#### Given records ####
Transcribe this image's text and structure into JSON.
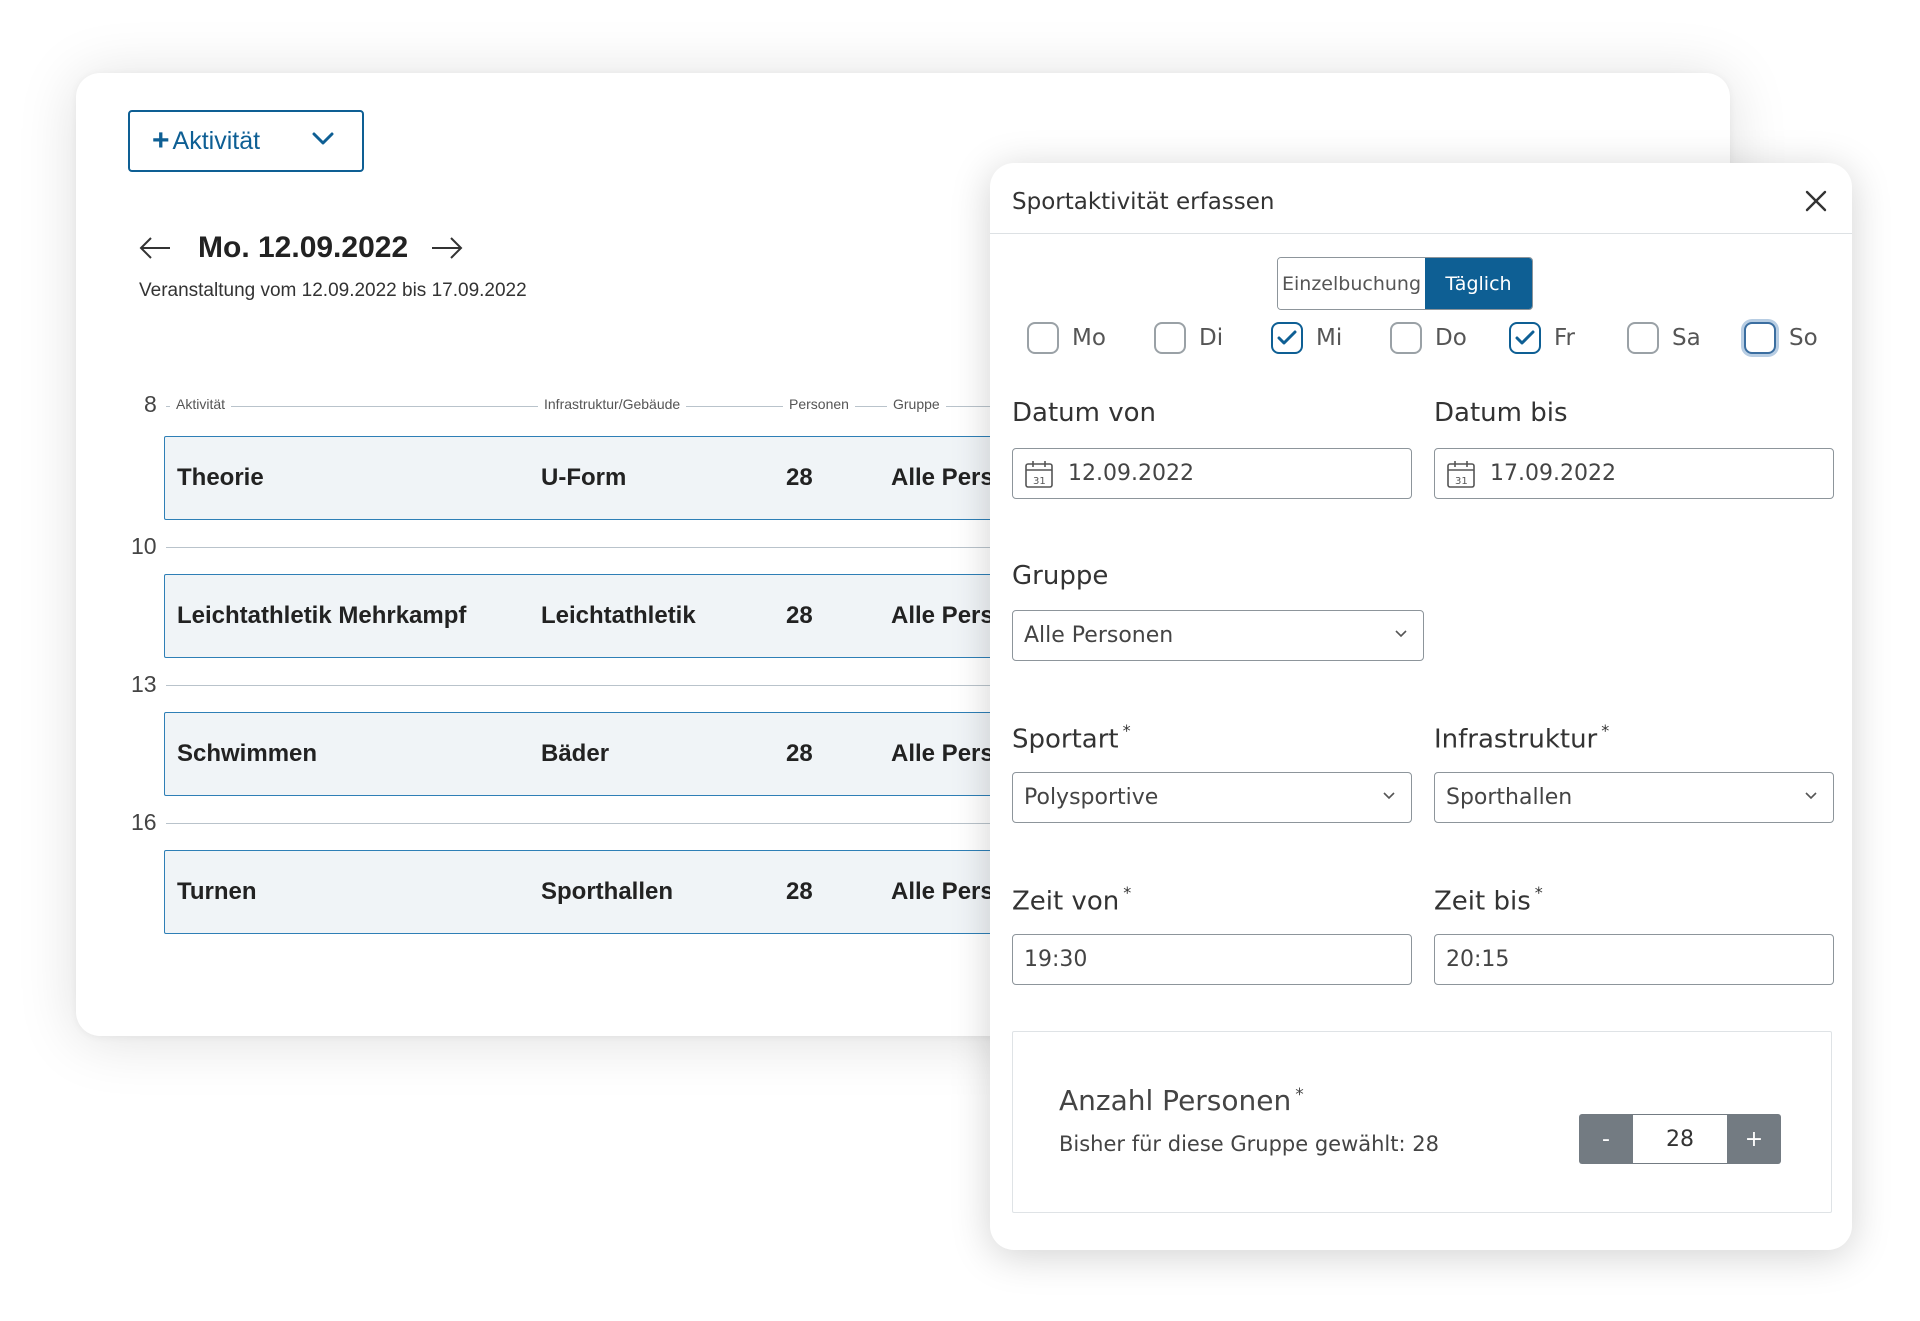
{
  "schedule": {
    "add_button_label": "Aktivität",
    "add_button_icon": "plus-icon",
    "date_title": "Mo. 12.09.2022",
    "date_subtitle": "Veranstaltung vom 12.09.2022 bis 17.09.2022",
    "columns": [
      "Aktivität",
      "Infrastruktur/Gebäude",
      "Personen",
      "Gruppe"
    ],
    "hours": [
      "8",
      "10",
      "13",
      "16"
    ],
    "events": [
      {
        "activity": "Theorie",
        "infrastructure": "U-Form",
        "persons": "28",
        "group": "Alle Personen"
      },
      {
        "activity": "Leichtathletik Mehrkampf",
        "infrastructure": "Leichtathletik",
        "persons": "28",
        "group": "Alle Personen"
      },
      {
        "activity": "Schwimmen",
        "infrastructure": "Bäder",
        "persons": "28",
        "group": "Alle Personen"
      },
      {
        "activity": "Turnen",
        "infrastructure": "Sporthallen",
        "persons": "28",
        "group": "Alle Personen"
      }
    ]
  },
  "modal": {
    "title": "Sportaktivität erfassen",
    "mode_tabs": [
      {
        "label": "Einzelbuchung",
        "selected": false
      },
      {
        "label": "Täglich",
        "selected": true
      }
    ],
    "days": [
      {
        "label": "Mo",
        "checked": false
      },
      {
        "label": "Di",
        "checked": false
      },
      {
        "label": "Mi",
        "checked": true
      },
      {
        "label": "Do",
        "checked": false
      },
      {
        "label": "Fr",
        "checked": true
      },
      {
        "label": "Sa",
        "checked": false
      },
      {
        "label": "So",
        "checked": false,
        "focused": true
      }
    ],
    "date_from": {
      "label": "Datum von",
      "value": "12.09.2022"
    },
    "date_to": {
      "label": "Datum bis",
      "value": "17.09.2022"
    },
    "group": {
      "label": "Gruppe",
      "value": "Alle Personen"
    },
    "sport": {
      "label": "Sportart",
      "required": "*",
      "value": "Polysportive"
    },
    "infrastructure": {
      "label": "Infrastruktur",
      "required": "*",
      "value": "Sporthallen"
    },
    "time_from": {
      "label": "Zeit von",
      "required": "*",
      "value": "19:30"
    },
    "time_to": {
      "label": "Zeit bis",
      "required": "*",
      "value": "20:15"
    },
    "persons": {
      "label": "Anzahl Personen",
      "required": "*",
      "hint": "Bisher für diese Gruppe gewählt: 28",
      "value": "28",
      "minus_label": "-",
      "plus_label": "+"
    }
  },
  "colors": {
    "accent": "#0e5f94",
    "event_fill": "#f0f4f7",
    "event_border": "#2e7fb6",
    "stepper_gray": "#737b82"
  }
}
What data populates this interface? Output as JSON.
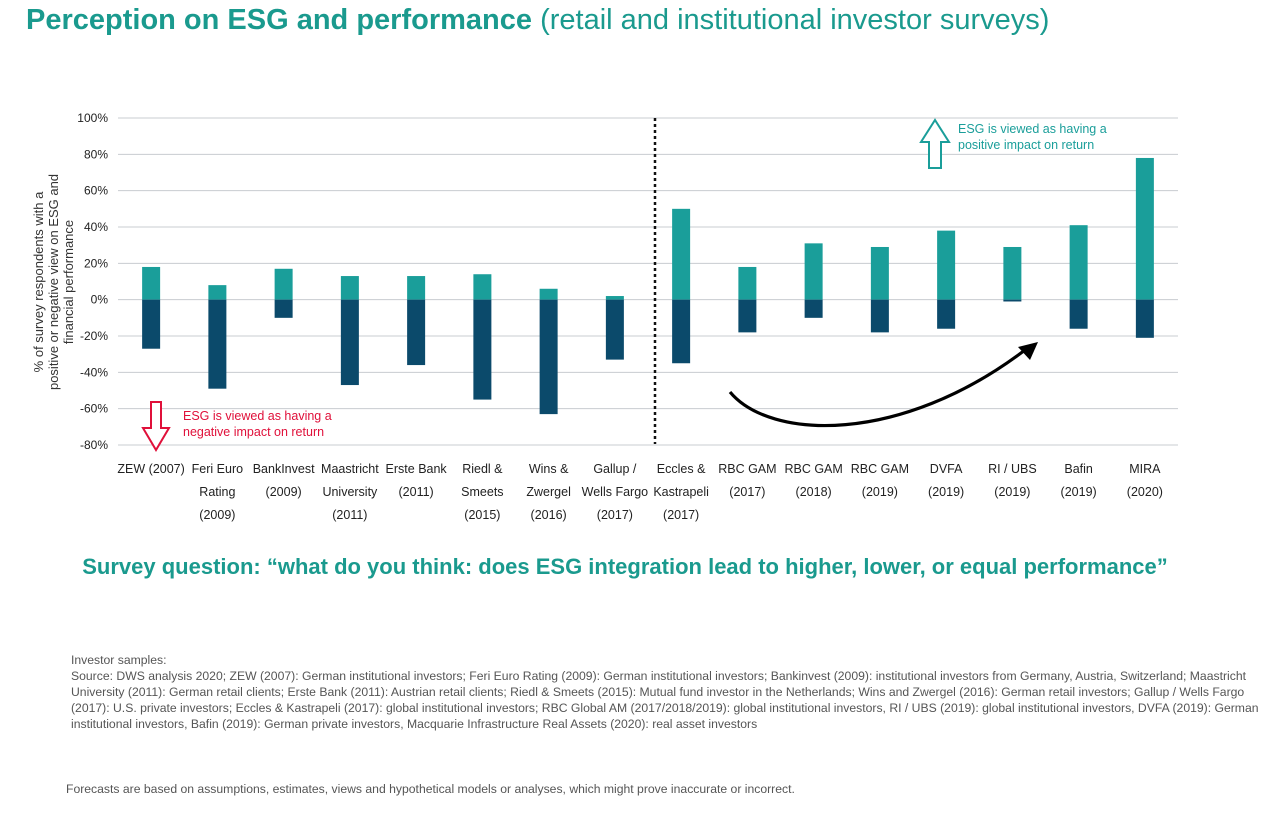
####
Find every line that includes the string "value". Report how many there are and nothing else.

*Result*. 8